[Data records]
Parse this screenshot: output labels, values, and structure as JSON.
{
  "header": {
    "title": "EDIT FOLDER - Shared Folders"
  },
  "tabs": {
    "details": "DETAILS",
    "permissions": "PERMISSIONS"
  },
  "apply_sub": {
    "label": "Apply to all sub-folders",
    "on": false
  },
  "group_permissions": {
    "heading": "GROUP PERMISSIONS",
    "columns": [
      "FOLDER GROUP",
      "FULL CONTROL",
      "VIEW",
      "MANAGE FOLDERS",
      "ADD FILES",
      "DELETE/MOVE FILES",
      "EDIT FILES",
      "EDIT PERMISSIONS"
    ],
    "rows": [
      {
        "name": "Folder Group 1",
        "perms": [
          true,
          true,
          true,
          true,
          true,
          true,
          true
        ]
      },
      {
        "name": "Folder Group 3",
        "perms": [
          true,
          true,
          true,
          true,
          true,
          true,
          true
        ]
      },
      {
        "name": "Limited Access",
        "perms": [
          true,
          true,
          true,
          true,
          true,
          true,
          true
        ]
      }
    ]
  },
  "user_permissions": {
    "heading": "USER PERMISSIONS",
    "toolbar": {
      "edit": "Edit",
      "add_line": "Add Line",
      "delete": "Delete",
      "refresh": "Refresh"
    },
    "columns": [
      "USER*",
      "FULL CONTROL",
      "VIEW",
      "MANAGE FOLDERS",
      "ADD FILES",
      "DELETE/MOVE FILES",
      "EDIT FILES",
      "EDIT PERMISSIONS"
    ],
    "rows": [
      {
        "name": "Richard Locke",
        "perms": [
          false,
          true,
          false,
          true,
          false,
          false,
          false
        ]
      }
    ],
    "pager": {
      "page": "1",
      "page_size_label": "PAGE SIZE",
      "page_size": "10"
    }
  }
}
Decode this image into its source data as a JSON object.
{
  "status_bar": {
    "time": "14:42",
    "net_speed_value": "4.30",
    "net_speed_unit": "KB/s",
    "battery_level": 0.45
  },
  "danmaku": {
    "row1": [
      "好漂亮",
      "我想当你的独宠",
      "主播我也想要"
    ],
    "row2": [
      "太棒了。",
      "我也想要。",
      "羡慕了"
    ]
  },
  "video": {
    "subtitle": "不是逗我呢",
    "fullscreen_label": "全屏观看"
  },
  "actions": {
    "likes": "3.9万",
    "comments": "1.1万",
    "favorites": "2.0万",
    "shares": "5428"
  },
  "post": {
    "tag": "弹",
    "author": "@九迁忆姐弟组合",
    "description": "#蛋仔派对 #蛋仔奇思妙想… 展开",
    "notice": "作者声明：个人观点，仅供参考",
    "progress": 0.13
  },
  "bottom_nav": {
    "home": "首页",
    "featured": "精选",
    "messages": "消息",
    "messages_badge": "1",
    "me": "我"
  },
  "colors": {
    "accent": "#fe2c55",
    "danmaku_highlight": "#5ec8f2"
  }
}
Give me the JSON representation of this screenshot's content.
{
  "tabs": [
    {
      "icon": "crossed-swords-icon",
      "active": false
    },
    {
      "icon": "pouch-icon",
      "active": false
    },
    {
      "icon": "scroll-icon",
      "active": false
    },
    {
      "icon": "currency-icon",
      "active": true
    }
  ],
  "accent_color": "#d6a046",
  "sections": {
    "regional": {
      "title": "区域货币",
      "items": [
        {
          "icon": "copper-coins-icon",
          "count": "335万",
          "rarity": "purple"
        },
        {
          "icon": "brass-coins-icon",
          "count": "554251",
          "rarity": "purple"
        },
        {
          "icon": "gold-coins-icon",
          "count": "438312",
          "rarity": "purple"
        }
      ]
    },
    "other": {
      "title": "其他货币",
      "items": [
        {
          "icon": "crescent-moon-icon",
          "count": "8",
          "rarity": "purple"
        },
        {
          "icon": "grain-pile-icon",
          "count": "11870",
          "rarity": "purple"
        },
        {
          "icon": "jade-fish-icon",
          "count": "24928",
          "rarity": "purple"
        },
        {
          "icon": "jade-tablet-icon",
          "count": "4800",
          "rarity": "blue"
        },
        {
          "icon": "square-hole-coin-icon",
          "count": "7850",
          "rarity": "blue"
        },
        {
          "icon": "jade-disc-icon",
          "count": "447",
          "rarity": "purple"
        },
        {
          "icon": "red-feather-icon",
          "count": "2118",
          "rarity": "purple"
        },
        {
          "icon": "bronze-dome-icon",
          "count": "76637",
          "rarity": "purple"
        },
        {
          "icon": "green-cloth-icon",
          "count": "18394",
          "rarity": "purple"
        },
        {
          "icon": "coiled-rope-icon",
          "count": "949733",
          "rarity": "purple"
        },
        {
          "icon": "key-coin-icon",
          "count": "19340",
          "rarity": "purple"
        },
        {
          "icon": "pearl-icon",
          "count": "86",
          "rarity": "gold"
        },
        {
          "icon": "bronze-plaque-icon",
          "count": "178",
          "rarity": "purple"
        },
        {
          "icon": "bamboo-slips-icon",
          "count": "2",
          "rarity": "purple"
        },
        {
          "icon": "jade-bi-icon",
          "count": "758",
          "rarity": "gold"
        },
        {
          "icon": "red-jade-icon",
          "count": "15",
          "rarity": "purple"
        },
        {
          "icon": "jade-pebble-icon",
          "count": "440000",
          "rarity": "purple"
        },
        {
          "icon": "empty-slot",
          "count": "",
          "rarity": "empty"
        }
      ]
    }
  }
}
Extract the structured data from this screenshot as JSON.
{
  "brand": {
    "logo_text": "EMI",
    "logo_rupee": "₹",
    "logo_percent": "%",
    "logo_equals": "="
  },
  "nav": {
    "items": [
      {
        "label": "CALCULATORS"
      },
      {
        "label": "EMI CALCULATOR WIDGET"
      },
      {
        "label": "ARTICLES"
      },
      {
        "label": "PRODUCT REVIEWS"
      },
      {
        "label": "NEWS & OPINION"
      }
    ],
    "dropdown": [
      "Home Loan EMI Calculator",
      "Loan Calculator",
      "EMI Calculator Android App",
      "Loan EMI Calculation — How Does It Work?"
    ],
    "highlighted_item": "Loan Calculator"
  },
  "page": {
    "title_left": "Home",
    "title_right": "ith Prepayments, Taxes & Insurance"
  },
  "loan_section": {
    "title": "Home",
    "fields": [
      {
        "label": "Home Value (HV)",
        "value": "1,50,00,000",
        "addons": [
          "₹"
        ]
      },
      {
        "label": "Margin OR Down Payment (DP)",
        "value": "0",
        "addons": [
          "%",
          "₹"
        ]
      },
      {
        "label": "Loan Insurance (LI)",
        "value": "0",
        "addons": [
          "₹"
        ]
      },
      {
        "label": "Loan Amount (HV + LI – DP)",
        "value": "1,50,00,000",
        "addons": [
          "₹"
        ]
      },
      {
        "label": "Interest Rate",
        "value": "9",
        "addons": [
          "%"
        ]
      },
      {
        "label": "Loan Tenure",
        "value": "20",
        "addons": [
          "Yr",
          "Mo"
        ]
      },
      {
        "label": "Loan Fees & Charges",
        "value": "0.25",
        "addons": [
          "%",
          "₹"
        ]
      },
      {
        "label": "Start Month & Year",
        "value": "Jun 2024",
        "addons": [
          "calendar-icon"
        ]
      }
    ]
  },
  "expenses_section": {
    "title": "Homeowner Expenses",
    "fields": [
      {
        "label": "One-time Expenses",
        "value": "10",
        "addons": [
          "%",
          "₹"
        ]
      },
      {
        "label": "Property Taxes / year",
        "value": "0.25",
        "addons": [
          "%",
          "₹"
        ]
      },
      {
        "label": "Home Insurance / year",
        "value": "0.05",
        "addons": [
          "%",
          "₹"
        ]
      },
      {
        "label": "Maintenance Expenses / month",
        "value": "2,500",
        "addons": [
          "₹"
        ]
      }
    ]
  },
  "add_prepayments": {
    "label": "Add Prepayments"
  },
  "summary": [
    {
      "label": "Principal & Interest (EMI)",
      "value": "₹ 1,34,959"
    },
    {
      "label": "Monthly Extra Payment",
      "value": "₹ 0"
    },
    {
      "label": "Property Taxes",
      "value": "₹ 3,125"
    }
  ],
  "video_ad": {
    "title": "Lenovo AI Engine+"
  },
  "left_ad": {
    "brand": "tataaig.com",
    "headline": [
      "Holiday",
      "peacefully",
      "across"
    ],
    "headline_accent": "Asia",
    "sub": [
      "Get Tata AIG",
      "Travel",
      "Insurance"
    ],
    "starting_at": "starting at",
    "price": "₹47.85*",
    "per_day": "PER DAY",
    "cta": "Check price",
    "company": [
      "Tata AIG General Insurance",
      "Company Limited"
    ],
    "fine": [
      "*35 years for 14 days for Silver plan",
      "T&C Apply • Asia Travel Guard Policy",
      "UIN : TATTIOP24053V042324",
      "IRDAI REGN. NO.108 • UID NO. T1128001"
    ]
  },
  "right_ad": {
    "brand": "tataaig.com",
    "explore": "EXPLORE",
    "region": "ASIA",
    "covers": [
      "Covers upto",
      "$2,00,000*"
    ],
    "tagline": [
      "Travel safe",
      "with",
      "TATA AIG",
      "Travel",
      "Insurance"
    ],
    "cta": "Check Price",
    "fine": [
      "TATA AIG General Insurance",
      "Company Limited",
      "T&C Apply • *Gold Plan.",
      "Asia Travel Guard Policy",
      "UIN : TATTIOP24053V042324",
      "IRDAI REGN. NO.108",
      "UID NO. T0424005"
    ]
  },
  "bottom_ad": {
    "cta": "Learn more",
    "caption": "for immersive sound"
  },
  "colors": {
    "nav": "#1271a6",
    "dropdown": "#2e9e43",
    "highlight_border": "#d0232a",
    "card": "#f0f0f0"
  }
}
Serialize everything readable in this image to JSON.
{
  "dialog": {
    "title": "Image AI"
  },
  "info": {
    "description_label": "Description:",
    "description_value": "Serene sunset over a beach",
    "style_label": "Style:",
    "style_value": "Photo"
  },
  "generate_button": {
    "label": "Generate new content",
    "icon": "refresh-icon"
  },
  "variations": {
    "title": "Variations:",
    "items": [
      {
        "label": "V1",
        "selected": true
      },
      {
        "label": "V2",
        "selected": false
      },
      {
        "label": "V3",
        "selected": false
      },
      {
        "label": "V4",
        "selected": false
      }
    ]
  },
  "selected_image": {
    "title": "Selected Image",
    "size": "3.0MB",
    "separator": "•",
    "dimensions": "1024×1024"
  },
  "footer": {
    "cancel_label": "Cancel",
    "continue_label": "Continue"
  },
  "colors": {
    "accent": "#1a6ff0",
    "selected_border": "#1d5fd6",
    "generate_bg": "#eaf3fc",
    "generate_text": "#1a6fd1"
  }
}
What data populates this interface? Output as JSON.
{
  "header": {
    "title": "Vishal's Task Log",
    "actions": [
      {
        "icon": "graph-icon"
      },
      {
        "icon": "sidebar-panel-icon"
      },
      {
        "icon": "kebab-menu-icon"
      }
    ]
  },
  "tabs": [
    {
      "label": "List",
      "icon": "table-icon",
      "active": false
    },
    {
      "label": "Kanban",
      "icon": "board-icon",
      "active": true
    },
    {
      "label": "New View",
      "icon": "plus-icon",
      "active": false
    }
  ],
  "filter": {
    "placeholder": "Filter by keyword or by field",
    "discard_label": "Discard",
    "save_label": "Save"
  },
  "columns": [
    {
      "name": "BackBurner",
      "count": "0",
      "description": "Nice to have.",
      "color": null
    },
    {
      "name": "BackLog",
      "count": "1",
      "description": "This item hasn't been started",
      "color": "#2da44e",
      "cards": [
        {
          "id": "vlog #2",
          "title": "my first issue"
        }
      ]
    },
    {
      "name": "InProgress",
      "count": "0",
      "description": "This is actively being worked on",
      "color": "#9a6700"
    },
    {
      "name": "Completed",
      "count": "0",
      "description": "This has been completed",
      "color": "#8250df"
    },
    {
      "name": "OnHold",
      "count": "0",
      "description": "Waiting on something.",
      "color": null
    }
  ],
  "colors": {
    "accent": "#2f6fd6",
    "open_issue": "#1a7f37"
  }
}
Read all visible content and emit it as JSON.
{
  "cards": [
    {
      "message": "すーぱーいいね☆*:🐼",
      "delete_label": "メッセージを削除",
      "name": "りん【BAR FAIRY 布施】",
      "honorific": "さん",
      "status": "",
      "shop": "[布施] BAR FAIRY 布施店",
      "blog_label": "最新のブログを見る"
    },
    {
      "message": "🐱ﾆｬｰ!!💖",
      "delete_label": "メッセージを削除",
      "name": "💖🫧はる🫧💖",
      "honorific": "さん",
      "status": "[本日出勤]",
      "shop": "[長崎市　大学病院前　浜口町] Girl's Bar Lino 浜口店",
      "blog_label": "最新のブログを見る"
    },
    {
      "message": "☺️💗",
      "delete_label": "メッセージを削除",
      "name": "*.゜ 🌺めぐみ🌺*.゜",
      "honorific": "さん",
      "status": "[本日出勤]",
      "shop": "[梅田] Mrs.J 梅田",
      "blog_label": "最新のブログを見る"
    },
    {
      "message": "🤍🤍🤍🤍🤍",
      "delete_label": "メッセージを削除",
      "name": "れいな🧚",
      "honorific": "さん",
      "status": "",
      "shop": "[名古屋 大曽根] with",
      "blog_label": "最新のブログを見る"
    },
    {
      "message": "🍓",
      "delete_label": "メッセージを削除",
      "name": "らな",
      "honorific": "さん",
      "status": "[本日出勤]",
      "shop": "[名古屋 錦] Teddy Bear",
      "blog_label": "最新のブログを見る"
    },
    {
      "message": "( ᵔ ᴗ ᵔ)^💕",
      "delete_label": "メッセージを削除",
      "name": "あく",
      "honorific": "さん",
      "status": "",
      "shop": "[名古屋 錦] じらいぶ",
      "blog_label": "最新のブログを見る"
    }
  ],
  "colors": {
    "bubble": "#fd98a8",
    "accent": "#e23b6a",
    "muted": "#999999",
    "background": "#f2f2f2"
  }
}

■ What you are asked to do: Look through the entries above; copy every line holding the string "Interest".

■ Solution to this task:
        "label": "Interest Rate",
      "label": "Principal & Interest (EMI)",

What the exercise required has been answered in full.